Extend the article about Leonard Cohen below, starting after its last sentence.

** Text passage **
Content starts
On the night of the US presidential election, Leonard Cohen was trending on Twitter, with hundreds of thousands praying for the materialisation of Cohen’s famous lyrics: the coming of democracy to the US.
The song saliently captures the wry cynicism Cohen is famous for, through the allusions to the disaffected voters and downtrodden, who are “neither left or right/just staying home tonight/getting lost in that hopeless little screen.” It’s a fitting image beyond question, conveying how many of us, even across the pond, stayed up to watch the votes trickle in, hopeful that there would be a light (or at least a crack) at the end of the tunnel for 2020.
““There is a crack in everything. That’s how the light gets in” – the famous words that spawned countless saccharine Instagram captions, and many more terrible tattoos.”
“There is a crack in everything. That’s how the light gets in” state the famous words that spawned countless saccharine Instagram captions, and many more terrible tattoos. These were the lyrics of Leonard Cohen’s Anthem. Cohen died in 2016, and a posthumous documentary, Marianne and Leonard: Words of Love premiered at the Sundance festival on the January 27 two years ago. It explores the romance between Cohen and his muse, Marianne Ihlen, set against the dream-like backdrop of emerging 1960s youth culture in Hydra.
Like swimming in the Irish sea and baking banana bread, lockdown brought with it the resurgence of the dying art of letter writing. When watching Marianne and Leonard, the most beautiful part is arguably the concluding scene, which narrates the final letter Leonard sent to her: “Well Marianne, it’s come to this time when we are really so old and our bodies are falling apart and I think I will follow you very soon. Know that I am so close behind you that if you stretch out your hand, I think you can reach mine;” a moving tribute to a love story that not only inspired So Long, Marianne, but also transcended borders, age, time and space.
Cohen is famous for his poems, many of which in their embryonic form, were letters he wrote to women. They are famously Romantic in a sense, both with and without the capital “R”. However, Cohen humorously stated that, when it didn’t work with women: “I appealed to God.” His work can be characterised by its unique ability to walk the fine line between the holy and the human – his second poetry collection, The Spice Box of the Earth, refers to the Jewish Havdalah ceremony which marks the end of the Sabbath; it occupies the boundary between the holy day and work week. In this collection, the sacred and the secular appears alongside poems about love and sex, as well as fairytales of mythical heroes.
“His death in 2016, days after the US Presidential election saw a resurgence in the popularity of his music – his notorious penchant for doom, gloom and destruction seeming increasingly relevant.”
Content ends
Stored data:
Content starts
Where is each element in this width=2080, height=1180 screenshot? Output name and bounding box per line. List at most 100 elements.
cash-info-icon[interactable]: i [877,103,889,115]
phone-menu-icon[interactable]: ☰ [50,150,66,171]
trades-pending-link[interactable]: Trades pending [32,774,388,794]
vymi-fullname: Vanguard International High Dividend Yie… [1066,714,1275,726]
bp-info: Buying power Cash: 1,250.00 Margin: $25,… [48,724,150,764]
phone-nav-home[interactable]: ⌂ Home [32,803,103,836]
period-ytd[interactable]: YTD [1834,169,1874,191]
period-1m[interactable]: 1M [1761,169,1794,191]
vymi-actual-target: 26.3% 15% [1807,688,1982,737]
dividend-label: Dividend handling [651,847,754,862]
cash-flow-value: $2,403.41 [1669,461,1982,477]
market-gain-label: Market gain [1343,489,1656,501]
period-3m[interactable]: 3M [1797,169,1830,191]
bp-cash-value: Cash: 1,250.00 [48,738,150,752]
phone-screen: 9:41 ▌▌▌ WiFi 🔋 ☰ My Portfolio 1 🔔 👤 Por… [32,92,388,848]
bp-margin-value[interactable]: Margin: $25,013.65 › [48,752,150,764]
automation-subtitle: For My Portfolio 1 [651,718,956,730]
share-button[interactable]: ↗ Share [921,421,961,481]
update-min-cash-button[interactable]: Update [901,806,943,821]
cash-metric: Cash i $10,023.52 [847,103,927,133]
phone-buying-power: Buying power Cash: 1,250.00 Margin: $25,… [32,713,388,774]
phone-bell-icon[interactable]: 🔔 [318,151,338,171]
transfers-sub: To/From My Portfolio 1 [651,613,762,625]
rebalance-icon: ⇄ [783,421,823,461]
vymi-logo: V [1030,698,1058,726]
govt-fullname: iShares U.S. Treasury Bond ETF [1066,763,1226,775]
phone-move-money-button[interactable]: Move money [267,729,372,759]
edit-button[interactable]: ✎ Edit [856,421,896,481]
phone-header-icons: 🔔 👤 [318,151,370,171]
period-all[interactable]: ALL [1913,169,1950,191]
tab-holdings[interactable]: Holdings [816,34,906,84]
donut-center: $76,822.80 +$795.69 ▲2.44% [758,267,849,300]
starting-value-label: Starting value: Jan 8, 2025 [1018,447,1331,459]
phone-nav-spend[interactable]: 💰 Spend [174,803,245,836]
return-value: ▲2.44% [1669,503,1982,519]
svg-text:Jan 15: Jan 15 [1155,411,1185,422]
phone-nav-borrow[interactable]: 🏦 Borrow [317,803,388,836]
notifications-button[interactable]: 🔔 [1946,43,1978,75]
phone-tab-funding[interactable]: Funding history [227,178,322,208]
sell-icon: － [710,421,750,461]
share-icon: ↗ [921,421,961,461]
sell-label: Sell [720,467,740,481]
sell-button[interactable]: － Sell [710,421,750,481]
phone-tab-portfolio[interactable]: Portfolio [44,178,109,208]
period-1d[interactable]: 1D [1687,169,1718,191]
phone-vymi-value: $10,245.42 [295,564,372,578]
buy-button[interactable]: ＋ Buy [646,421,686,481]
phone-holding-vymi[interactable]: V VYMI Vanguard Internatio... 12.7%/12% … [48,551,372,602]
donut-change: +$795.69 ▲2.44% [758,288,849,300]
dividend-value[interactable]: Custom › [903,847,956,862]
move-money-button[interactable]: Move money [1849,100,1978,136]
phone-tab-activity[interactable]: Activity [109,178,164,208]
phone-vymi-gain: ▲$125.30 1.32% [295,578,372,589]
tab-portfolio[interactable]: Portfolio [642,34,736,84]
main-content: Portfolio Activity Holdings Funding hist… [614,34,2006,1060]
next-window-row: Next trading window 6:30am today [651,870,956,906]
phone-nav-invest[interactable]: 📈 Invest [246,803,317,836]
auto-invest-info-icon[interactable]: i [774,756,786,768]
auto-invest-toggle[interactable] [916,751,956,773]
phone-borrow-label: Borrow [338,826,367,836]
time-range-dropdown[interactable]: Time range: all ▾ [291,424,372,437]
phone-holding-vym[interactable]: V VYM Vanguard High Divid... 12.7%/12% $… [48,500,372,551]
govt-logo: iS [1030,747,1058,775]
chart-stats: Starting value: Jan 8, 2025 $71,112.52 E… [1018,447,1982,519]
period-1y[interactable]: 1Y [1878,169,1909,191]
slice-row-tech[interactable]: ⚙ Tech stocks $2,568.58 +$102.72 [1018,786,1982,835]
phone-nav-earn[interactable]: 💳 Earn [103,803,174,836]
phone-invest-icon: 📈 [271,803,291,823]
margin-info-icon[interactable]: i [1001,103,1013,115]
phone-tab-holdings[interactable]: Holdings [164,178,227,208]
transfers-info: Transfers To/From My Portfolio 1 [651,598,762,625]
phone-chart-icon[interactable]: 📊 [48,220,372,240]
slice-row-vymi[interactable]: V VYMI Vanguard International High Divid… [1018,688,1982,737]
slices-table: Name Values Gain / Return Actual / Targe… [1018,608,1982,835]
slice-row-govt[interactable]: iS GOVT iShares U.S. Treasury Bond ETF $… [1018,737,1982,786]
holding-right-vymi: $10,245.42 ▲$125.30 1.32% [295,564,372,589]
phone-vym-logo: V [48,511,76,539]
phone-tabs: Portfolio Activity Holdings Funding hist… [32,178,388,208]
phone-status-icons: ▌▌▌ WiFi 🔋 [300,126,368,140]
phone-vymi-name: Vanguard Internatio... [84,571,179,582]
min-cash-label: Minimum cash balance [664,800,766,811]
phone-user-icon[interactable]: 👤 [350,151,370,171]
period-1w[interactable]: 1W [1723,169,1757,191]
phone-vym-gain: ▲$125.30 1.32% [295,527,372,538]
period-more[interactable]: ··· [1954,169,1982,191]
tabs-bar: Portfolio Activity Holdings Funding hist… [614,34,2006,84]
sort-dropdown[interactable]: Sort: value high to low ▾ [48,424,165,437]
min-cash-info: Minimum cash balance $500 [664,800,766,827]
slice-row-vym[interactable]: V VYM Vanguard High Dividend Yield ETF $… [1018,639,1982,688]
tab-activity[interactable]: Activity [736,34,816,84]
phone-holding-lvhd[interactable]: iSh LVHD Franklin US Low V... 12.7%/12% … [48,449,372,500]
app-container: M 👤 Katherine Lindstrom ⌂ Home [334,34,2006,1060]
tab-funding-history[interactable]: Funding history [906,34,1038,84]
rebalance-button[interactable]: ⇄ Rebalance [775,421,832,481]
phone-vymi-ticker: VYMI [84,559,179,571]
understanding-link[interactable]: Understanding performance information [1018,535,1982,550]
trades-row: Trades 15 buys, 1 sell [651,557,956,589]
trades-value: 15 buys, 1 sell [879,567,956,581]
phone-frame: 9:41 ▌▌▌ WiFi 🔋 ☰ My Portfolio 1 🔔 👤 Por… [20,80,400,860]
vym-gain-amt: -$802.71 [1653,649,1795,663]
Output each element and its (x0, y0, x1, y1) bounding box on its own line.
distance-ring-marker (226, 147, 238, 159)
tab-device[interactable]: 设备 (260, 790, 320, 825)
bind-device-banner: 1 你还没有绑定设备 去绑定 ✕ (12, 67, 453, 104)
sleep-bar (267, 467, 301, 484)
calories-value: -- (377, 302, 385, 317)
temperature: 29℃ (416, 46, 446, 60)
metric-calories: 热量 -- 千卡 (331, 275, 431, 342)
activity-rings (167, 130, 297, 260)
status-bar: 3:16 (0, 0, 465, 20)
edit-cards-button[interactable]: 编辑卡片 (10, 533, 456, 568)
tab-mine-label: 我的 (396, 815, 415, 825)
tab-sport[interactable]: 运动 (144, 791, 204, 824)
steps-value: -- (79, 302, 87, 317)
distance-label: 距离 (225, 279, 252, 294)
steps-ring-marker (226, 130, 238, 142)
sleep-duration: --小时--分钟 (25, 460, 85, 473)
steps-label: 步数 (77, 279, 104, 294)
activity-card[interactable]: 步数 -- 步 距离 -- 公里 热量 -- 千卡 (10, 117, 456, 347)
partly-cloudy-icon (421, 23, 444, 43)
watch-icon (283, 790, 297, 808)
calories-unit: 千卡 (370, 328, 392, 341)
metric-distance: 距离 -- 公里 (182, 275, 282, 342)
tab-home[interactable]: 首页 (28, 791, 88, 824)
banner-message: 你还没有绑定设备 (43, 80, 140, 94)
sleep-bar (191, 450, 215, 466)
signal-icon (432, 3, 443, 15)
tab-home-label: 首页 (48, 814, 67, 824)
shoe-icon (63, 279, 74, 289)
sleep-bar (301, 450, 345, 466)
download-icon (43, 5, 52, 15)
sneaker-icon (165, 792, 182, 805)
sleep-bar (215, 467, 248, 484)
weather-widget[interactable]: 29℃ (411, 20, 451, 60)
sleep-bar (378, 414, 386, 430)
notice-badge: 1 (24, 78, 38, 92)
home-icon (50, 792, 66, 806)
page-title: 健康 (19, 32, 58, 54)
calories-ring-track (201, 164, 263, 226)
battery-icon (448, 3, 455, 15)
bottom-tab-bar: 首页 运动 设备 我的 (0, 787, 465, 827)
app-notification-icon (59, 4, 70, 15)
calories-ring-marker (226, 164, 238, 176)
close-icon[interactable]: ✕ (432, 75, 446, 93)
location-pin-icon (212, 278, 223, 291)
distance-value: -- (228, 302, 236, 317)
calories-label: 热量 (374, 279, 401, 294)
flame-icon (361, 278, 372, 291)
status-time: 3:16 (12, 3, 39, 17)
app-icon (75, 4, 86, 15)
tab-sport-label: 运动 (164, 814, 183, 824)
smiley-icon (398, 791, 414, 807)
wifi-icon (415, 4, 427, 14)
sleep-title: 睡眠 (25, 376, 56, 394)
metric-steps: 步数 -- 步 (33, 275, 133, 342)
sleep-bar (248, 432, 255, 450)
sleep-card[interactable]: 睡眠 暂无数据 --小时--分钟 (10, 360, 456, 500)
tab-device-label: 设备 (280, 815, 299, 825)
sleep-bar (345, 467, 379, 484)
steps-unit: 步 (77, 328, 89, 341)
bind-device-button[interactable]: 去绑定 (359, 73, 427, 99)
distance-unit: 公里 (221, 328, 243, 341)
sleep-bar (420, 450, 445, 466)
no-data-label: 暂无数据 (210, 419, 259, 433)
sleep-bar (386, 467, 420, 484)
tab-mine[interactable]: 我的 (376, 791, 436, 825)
Content ends
** Answer space **
His death in 2016, days after the US Presidential election, saw a resurgence in the popularity of his music. Seemingly, his notorious penchant for doom, gloom and destruction became more relevant by the day, as Hallelujah appeared on American Billboard Hot 100 for the first time. His songs not only articulate a sense of hopelessness often mitigated by an appeal to higher powers, but the feeling of emerging from chaos to survey the wreckage. Cohen released You Want it Darker, his final album, just three weeks before he died; the once-great gravel voice reduced to a croak. As the psychological fallout of 2020 persists at the dawn of the new year, and vaccines appear on the horizon, there is still a pervasive sense of emerging from disarray to survey a trail of destruction left in the wake of the last twelve months.
“There are over fifty tribute albums to Leonard Cohen and too many covers of Hallelujah to count.”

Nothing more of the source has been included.